## Instructions to follow:
Gather every line below where "this" appears.

## Supplied records:
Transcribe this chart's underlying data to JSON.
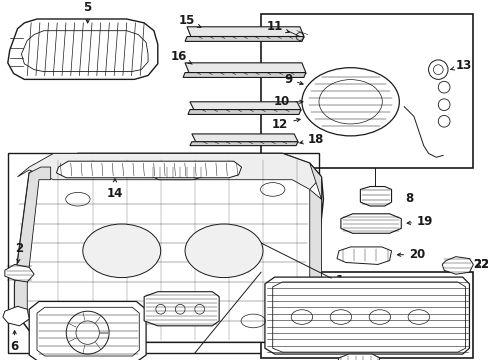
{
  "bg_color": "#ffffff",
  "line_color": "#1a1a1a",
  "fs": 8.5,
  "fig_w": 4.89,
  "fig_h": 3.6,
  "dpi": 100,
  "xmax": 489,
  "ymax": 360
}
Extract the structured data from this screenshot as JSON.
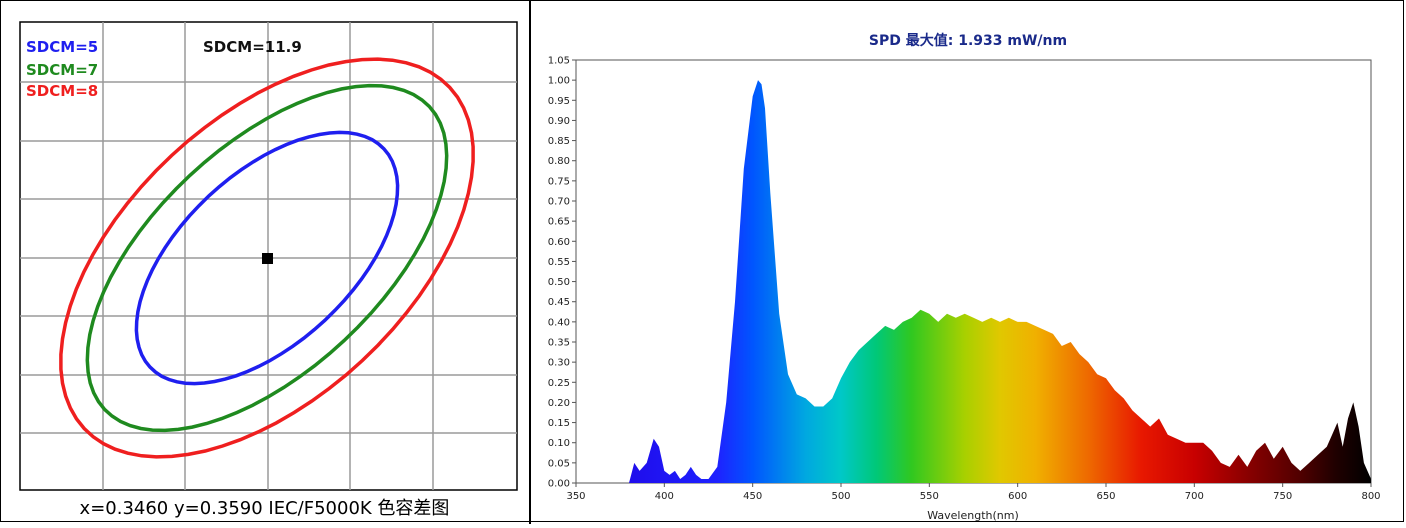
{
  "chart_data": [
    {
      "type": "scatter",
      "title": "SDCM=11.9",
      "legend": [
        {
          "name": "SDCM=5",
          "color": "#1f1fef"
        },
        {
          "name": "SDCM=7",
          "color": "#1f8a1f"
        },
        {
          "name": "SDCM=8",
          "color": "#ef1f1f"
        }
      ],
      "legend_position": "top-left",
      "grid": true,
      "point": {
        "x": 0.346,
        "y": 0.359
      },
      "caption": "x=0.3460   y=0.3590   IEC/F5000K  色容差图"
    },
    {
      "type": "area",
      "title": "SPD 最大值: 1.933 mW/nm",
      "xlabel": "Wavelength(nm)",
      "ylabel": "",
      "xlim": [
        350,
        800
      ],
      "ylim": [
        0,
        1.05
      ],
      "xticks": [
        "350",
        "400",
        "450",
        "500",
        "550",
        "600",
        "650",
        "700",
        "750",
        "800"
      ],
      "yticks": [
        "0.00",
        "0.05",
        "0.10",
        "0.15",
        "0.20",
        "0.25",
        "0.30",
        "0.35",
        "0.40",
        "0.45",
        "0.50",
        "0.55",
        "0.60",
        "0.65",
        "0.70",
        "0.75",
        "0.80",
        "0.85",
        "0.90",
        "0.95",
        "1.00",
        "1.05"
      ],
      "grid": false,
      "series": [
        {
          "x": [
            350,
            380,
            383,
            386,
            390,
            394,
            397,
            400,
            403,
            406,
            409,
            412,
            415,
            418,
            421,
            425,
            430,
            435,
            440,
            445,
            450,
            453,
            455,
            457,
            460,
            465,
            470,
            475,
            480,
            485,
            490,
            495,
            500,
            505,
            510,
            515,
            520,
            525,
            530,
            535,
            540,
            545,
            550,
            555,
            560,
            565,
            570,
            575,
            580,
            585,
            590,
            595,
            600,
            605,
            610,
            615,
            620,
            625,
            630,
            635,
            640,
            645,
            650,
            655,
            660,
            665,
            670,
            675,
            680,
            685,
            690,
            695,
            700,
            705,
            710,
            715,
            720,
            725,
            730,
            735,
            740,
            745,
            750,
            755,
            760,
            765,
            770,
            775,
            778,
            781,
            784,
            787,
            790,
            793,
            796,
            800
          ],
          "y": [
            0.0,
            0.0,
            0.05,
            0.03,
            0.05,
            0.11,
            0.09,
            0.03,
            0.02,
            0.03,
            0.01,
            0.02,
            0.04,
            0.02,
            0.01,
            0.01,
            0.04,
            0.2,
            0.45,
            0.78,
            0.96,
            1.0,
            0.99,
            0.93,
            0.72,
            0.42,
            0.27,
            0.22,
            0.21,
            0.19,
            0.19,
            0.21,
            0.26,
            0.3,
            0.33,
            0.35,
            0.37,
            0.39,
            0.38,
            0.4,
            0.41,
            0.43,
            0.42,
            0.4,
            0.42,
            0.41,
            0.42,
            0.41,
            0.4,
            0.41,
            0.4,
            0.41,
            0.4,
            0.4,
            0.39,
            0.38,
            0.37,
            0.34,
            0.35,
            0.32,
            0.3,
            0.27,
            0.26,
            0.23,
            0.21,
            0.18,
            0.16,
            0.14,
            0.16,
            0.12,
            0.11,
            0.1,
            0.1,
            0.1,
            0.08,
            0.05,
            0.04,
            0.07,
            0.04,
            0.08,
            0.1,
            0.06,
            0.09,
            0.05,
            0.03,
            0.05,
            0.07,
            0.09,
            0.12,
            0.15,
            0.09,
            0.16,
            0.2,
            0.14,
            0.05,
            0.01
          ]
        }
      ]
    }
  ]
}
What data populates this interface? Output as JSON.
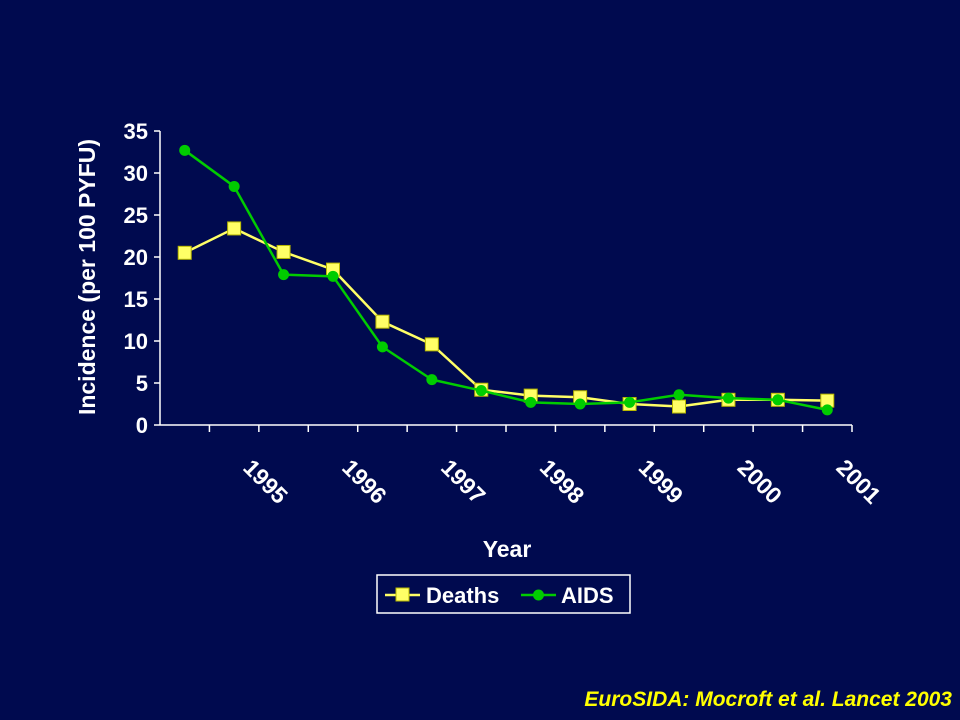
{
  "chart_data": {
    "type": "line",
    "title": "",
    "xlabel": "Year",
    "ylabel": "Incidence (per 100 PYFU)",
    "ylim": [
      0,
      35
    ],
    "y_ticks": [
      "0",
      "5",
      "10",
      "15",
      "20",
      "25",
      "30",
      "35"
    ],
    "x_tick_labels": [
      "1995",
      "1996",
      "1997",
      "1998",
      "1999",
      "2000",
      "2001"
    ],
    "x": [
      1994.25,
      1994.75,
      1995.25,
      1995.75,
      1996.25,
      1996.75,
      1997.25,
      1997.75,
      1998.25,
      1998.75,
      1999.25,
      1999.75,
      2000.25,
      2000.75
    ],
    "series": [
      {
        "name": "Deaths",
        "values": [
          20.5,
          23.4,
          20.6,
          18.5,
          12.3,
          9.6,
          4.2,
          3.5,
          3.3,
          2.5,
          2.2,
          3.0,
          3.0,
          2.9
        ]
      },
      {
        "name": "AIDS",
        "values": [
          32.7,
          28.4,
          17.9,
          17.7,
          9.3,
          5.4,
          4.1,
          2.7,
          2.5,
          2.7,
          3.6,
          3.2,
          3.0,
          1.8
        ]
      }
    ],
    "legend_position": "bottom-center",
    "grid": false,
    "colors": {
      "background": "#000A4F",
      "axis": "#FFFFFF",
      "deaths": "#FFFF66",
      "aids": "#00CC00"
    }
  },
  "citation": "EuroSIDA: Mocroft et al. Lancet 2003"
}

## The completed task:
Transcribe this chart's underlying data to JSON.
Extract the structured data from this screenshot as JSON.
What data populates this interface? Output as JSON.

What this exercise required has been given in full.